What is being asked ▸ Your task is to retype each line of the data below exactly.

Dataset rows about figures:
★ ★ ★ ★ ★
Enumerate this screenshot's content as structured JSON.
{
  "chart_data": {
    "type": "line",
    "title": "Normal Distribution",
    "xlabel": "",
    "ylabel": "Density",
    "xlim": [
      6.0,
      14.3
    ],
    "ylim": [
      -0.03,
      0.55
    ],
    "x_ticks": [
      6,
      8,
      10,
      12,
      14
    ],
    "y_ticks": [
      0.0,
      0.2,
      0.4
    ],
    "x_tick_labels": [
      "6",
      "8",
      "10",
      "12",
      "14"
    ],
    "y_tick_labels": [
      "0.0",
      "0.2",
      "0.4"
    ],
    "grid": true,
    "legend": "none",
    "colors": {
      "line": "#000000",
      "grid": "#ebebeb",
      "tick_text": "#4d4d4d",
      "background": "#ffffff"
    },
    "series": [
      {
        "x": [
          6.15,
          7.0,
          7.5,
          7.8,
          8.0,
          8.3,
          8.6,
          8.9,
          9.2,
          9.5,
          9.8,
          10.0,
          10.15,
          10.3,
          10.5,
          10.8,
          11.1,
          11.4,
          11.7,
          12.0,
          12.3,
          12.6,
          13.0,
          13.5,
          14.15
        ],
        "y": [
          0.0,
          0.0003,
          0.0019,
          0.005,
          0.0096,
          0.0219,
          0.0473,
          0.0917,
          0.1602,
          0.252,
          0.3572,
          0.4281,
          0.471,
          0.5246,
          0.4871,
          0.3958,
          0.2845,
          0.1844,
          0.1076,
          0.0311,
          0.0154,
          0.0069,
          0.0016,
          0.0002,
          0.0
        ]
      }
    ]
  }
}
★ ★ ★ ★ ★
Result of the exercise ▸
Enumerate this screenshot's content as structured JSON.
{
  "chart_data": {
    "type": "line",
    "title": "Normal Distribution",
    "xlabel": "",
    "ylabel": "Density",
    "xlim": [
      6.0,
      14.3
    ],
    "ylim": [
      -0.03,
      0.55
    ],
    "x_ticks": [
      6,
      8,
      10,
      12,
      14
    ],
    "y_ticks": [
      0.0,
      0.2,
      0.4
    ],
    "x_tick_labels": [
      "6",
      "8",
      "10",
      "12",
      "14"
    ],
    "y_tick_labels": [
      "0.0",
      "0.2",
      "0.4"
    ],
    "grid": true,
    "legend": "none",
    "colors": {
      "line": "#000000",
      "grid": "#ebebeb",
      "tick_text": "#4d4d4d",
      "background": "#ffffff"
    },
    "series": [
      {
        "x": [
          6.15,
          7.0,
          7.5,
          7.8,
          8.0,
          8.3,
          8.6,
          8.9,
          9.2,
          9.5,
          9.8,
          10.0,
          10.15,
          10.3,
          10.5,
          10.8,
          11.1,
          11.4,
          11.7,
          12.0,
          12.3,
          12.6,
          13.0,
          13.5,
          14.15
        ],
        "y": [
          0.0,
          0.0003,
          0.0019,
          0.005,
          0.0096,
          0.0219,
          0.0473,
          0.0917,
          0.1602,
          0.252,
          0.3572,
          0.4281,
          0.471,
          0.5246,
          0.4871,
          0.3958,
          0.2845,
          0.1844,
          0.1076,
          0.0311,
          0.0154,
          0.0069,
          0.0016,
          0.0002,
          0.0
        ]
      }
    ]
  }
}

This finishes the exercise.